GIVEN INSTRUCTION -> Please reproduce word for word everything in the post on geo services and gazetteers from "I came across" down to "to more information).".

----- SELECTION -----

July 28, 2003

Geo Services, Dashboard and Gazetteers

In Goodness gracious, great circles, Edd writes up the results of more cool Dashboard related hacking. So now you have another good reason for adding GeoURL tags to your 'blog. Edd is also looking for more geographic related services and data sets.

I came across one a while back whilst doing some related research (enriching search results by identifying place-names and adding links to more information).

This service is offered by the Alexandria Digital Library Project, and is known as the ADL Gazetteer Protocol:

...a lightweight, stateless, XML- and HTTP-based protocol for accessing gazetteers: dictionaries of geographic placenames. The protocol supports querying gazetteers (by placename, by geographic area, by feature class, and by inter-placename relationship); retrieving standard placename reports; downloading gazetteers in bulk; and managing gazetteers (by adding, removing, and relating placenames).

----- SUPPLIED DATA -----

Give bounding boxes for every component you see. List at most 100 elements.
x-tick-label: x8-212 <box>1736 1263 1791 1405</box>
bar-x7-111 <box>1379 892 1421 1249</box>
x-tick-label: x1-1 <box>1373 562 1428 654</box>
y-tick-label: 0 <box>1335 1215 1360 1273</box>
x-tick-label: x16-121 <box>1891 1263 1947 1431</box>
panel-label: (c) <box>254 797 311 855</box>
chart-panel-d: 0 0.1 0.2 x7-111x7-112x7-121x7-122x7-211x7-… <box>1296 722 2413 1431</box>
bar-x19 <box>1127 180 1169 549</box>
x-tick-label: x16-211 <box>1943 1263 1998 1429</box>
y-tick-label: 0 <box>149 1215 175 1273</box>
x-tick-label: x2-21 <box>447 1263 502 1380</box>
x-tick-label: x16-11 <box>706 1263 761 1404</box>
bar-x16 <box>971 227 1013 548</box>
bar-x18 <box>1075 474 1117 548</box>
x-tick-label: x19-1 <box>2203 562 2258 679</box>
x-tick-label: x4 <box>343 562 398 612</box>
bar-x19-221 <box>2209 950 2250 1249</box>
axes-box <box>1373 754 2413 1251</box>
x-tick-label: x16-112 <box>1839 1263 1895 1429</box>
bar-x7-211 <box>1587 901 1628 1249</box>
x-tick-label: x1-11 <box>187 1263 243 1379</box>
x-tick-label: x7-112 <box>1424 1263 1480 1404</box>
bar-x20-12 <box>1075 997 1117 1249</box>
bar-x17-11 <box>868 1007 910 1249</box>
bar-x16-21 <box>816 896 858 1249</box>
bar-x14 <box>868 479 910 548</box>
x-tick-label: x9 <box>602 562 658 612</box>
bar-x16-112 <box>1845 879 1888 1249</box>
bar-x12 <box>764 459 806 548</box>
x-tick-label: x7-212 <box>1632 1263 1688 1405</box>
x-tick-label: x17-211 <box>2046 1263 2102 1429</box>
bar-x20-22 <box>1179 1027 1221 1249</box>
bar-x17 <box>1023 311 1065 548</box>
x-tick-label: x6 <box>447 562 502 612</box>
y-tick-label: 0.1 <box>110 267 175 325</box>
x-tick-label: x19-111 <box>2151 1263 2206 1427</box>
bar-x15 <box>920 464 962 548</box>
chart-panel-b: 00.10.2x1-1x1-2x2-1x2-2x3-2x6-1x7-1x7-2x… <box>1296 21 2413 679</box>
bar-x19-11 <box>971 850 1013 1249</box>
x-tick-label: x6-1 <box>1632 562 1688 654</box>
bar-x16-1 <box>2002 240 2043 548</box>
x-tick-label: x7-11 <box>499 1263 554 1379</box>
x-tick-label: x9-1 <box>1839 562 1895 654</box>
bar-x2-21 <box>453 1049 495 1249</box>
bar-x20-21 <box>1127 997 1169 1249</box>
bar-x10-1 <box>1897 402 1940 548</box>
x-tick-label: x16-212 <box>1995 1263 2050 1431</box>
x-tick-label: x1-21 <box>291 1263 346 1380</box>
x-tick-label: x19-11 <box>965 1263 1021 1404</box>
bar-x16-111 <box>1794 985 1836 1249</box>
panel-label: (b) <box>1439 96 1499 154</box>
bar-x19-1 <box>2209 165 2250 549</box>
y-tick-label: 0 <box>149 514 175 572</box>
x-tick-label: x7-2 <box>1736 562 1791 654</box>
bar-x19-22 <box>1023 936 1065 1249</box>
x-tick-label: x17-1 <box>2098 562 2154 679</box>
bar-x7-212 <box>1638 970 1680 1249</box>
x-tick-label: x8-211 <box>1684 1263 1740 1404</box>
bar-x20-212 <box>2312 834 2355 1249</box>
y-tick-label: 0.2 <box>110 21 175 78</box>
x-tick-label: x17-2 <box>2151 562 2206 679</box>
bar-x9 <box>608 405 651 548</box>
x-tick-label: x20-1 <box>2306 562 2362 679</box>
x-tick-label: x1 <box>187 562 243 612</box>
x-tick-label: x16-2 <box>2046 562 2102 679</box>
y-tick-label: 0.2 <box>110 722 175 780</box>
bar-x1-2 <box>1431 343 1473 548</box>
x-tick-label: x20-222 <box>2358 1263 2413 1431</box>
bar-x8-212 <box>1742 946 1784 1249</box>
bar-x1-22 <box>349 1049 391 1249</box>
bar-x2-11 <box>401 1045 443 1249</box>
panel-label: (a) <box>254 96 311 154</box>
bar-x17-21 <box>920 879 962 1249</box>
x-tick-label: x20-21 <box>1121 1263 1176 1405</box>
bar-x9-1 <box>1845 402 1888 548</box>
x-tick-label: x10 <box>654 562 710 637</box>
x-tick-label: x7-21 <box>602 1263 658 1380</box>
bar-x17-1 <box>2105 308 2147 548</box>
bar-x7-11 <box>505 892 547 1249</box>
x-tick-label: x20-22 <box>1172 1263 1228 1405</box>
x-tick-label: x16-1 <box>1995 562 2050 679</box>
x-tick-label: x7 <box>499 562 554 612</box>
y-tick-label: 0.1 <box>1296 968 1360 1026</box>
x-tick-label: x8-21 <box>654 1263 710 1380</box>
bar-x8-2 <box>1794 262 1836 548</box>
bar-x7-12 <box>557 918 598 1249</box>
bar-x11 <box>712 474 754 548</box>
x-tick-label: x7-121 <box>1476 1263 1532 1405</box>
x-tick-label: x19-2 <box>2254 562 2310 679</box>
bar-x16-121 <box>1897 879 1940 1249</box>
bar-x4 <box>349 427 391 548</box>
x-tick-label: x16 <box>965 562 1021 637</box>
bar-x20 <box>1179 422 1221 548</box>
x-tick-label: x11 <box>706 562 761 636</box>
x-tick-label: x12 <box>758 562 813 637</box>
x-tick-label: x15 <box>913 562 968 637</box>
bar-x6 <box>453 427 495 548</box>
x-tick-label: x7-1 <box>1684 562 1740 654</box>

-----

ANSWER TO THE PROBLEM ->
I came across one a while back whilst doing some related research (enriching search results by identifying place-names and adding links to more information).